start EXERCISE MATERIALS
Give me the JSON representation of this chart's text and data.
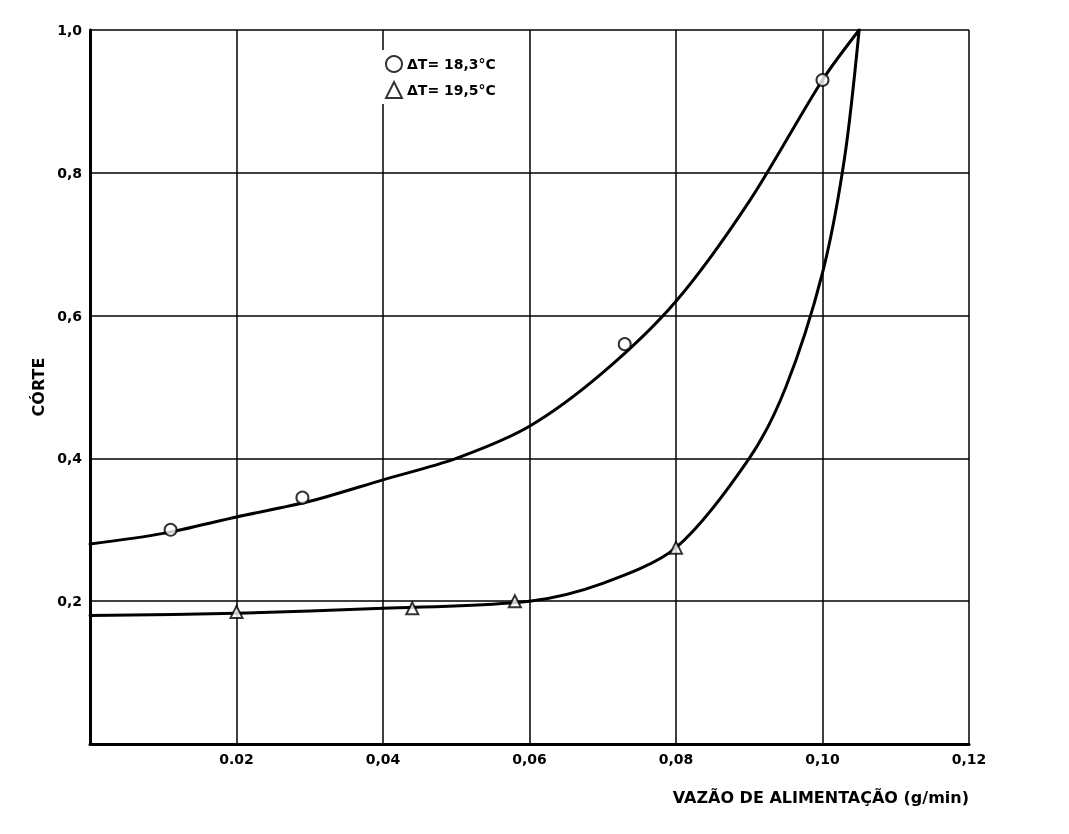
{
  "chart_data": {
    "type": "scatter",
    "xlabel": "VAZÃO DE ALIMENTAÇÃO (g/min)",
    "ylabel": "CÓRTE",
    "xlim": [
      0,
      0.12
    ],
    "xticks": [
      {
        "value": 0.02,
        "label": "0.02"
      },
      {
        "value": 0.04,
        "label": "0,04"
      },
      {
        "value": 0.06,
        "label": "0,06"
      },
      {
        "value": 0.08,
        "label": "0,08"
      },
      {
        "value": 0.1,
        "label": "0,10"
      },
      {
        "value": 0.12,
        "label": "0,12"
      }
    ],
    "ylim": [
      0,
      1
    ],
    "yticks": [
      {
        "value": 0.2,
        "label": "0,2"
      },
      {
        "value": 0.4,
        "label": "0,4"
      },
      {
        "value": 0.6,
        "label": "0,6"
      },
      {
        "value": 0.8,
        "label": "0,8"
      },
      {
        "value": 1,
        "label": "1,0"
      }
    ],
    "grid": true,
    "legend": "top",
    "series": [
      {
        "name": "ΔT= 18,3°C",
        "color": "#000000",
        "marker": "circle",
        "x": [
          0.011,
          0.029,
          0.073,
          0.1
        ],
        "values": [
          0.3,
          0.345,
          0.56,
          0.93
        ]
      },
      {
        "name": "ΔT= 19,5°C",
        "color": "#000000",
        "marker": "triangle",
        "x": [
          0.02,
          0.044,
          0.058,
          0.08
        ],
        "values": [
          0.185,
          0.19,
          0.2,
          0.275
        ]
      },
      {
        "type": "line",
        "color": "#000000",
        "marker": "none",
        "x": [
          0,
          0.01,
          0.02,
          0.03,
          0.04,
          0.05,
          0.06,
          0.07,
          0.08,
          0.09,
          0.1,
          0.105
        ],
        "values": [
          0.28,
          0.295,
          0.318,
          0.34,
          0.37,
          0.4,
          0.445,
          0.52,
          0.62,
          0.76,
          0.93,
          1.0
        ]
      },
      {
        "type": "line",
        "color": "#000000",
        "marker": "none",
        "x": [
          0,
          0.02,
          0.04,
          0.06,
          0.07,
          0.08,
          0.09,
          0.095,
          0.1,
          0.103,
          0.105
        ],
        "values": [
          0.18,
          0.183,
          0.19,
          0.2,
          0.225,
          0.275,
          0.4,
          0.5,
          0.66,
          0.82,
          1.0
        ]
      }
    ]
  }
}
end EXERCISE MATERIALS
■ TASK GOAL: In the records above, locate the lines holding the word "marker". Copy each of them.

■ WORKED SOLUTION:
        "marker": "circle",
        "marker": "triangle",
        "marker": "none",
        "marker": "none",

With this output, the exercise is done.